Start of Records supplied

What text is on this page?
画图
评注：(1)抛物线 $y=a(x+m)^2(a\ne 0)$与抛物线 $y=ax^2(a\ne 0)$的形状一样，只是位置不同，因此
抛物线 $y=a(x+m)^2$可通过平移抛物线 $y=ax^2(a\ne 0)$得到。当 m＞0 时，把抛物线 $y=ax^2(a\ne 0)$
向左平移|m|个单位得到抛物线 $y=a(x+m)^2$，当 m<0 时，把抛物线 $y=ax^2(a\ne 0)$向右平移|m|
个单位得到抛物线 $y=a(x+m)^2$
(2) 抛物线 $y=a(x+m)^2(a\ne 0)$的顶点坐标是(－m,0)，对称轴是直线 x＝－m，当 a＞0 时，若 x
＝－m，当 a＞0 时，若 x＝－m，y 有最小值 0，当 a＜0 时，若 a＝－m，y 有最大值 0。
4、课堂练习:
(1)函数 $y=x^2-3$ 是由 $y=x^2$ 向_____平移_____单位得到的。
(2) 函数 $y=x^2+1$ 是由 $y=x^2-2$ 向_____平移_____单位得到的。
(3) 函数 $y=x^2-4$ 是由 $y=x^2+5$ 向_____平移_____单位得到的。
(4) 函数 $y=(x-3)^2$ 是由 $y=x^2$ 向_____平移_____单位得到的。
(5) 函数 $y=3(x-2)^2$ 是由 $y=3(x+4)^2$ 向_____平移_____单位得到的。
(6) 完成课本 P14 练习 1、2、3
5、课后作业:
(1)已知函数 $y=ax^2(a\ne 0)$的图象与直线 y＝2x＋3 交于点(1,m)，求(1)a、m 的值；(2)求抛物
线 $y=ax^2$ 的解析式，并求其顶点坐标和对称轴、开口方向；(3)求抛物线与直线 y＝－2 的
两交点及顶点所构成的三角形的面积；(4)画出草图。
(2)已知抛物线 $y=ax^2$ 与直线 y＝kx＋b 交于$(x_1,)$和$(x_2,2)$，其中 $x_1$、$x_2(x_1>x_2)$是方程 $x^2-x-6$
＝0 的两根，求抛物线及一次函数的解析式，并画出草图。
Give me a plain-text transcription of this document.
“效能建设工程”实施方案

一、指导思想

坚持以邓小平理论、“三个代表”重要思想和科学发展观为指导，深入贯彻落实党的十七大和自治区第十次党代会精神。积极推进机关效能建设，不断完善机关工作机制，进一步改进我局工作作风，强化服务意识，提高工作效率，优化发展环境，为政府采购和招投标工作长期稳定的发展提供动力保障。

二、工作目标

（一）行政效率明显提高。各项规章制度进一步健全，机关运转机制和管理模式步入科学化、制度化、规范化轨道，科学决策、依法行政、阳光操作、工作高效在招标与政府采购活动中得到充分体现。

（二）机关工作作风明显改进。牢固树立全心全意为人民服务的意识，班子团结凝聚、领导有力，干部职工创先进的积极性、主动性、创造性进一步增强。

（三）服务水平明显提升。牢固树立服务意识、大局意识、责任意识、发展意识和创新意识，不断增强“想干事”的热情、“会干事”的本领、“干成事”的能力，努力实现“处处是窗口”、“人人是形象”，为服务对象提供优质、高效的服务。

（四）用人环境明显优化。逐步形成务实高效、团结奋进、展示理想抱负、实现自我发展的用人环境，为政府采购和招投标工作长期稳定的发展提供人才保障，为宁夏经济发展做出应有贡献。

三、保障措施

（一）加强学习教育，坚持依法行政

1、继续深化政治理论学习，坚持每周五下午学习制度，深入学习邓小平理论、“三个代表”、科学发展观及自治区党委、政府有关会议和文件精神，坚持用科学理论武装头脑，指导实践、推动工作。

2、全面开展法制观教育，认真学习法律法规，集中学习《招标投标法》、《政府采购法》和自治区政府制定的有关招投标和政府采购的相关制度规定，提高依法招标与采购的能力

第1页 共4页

End of Records supplied

> **What to produce**
Copy every record exactly as presented.

> **Finished task**
What text is on this page?
画图
评注：(1)抛物线 $y=a(x+m)^2(a\ne 0)$与抛物线 $y=ax^2(a\ne 0)$的形状一样，只是位置不同，因此
抛物线 $y=a(x+m)^2$可通过平移抛物线 $y=ax^2(a\ne 0)$得到。当 m＞0 时，把抛物线 $y=ax^2(a\ne 0)$
向左平移|m|个单位得到抛物线 $y=a(x+m)^2$，当 m<0 时，把抛物线 $y=ax^2(a\ne 0)$向右平移|m|
个单位得到抛物线 $y=a(x+m)^2$
(2) 抛物线 $y=a(x+m)^2(a\ne 0)$的顶点坐标是(－m,0)，对称轴是直线 x＝－m，当 a＞0 时，若 x
＝－m，当 a＞0 时，若 x＝－m，y 有最小值 0，当 a＜0 时，若 a＝－m，y 有最大值 0。
4、课堂练习:
(1)函数 $y=x^2-3$ 是由 $y=x^2$ 向_____平移_____单位得到的。
(2) 函数 $y=x^2+1$ 是由 $y=x^2-2$ 向_____平移_____单位得到的。
(3) 函数 $y=x^2-4$ 是由 $y=x^2+5$ 向_____平移_____单位得到的。
(4) 函数 $y=(x-3)^2$ 是由 $y=x^2$ 向_____平移_____单位得到的。
(5) 函数 $y=3(x-2)^2$ 是由 $y=3(x+4)^2$ 向_____平移_____单位得到的。
(6) 完成课本 P14 练习 1、2、3
5、课后作业:
(1)已知函数 $y=ax^2(a\ne 0)$的图象与直线 y＝2x＋3 交于点(1,m)，求(1)a、m 的值；(2)求抛物
线 $y=ax^2$ 的解析式，并求其顶点坐标和对称轴、开口方向；(3)求抛物线与直线 y＝－2 的
两交点及顶点所构成的三角形的面积；(4)画出草图。
(2)已知抛物线 $y=ax^2$ 与直线 y＝kx＋b 交于$(x_1,)$和$(x_2,2)$，其中 $x_1$、$x_2(x_1>x_2)$是方程 $x^2-x-6$
＝0 的两根，求抛物线及一次函数的解析式，并画出草图。
Give me a plain-text transcription of this document.
“效能建设工程”实施方案

一、指导思想

坚持以邓小平理论、“三个代表”重要思想和科学发展观为指导，深入贯彻落实党的十七大和自治区第十次党代会精神。积极推进机关效能建设，不断完善机关工作机制，进一步改进我局工作作风，强化服务意识，提高工作效率，优化发展环境，为政府采购和招投标工作长期稳定的发展提供动力保障。

二、工作目标

（一）行政效率明显提高。各项规章制度进一步健全，机关运转机制和管理模式步入科学化、制度化、规范化轨道，科学决策、依法行政、阳光操作、工作高效在招标与政府采购活动中得到充分体现。

（二）机关工作作风明显改进。牢固树立全心全意为人民服务的意识，班子团结凝聚、领导有力，干部职工创先进的积极性、主动性、创造性进一步增强。

（三）服务水平明显提升。牢固树立服务意识、大局意识、责任意识、发展意识和创新意识，不断增强“想干事”的热情、“会干事”的本领、“干成事”的能力，努力实现“处处是窗口”、“人人是形象”，为服务对象提供优质、高效的服务。

（四）用人环境明显优化。逐步形成务实高效、团结奋进、展示理想抱负、实现自我发展的用人环境，为政府采购和招投标工作长期稳定的发展提供人才保障，为宁夏经济发展做出应有贡献。

三、保障措施

（一）加强学习教育，坚持依法行政

1、继续深化政治理论学习，坚持每周五下午学习制度，深入学习邓小平理论、“三个代表”、科学发展观及自治区党委、政府有关会议和文件精神，坚持用科学理论武装头脑，指导实践、推动工作。

2、全面开展法制观教育，认真学习法律法规，集中学习《招标投标法》、《政府采购法》和自治区政府制定的有关招投标和政府采购的相关制度规定，提高依法招标与采购的能力

第1页 共4页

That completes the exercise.